TASK DETAILS. Each line that includes the string "title" counts once; give the total and nothing else.

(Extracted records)
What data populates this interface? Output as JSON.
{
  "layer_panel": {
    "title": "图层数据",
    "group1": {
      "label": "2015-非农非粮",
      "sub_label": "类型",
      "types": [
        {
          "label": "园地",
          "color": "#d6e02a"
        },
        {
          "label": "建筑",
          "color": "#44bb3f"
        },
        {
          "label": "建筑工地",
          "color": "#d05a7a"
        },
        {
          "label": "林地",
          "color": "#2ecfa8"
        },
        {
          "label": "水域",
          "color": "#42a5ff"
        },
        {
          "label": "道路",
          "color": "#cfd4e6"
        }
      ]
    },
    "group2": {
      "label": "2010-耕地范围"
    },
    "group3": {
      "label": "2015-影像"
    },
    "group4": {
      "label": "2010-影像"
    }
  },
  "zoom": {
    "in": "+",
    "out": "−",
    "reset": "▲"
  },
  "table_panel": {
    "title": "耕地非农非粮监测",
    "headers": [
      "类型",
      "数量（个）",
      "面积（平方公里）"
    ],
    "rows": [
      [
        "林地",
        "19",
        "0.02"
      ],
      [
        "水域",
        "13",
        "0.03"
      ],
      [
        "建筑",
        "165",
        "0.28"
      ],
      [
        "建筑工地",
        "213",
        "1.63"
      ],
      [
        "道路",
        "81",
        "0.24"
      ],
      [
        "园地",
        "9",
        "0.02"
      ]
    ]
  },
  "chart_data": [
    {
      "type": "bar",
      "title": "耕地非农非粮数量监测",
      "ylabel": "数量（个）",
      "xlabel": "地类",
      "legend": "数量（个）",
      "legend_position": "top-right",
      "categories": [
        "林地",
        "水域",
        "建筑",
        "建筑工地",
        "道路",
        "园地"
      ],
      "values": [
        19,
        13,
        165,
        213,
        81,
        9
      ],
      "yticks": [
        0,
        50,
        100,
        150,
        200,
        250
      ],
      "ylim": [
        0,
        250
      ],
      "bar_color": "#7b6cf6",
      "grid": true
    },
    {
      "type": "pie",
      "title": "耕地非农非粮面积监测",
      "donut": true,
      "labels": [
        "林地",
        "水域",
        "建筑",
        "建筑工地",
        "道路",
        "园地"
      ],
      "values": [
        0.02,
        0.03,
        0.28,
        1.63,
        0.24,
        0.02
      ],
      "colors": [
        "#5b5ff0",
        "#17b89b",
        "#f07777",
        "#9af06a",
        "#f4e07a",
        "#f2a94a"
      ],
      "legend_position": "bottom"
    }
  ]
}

TASK RESULT. 4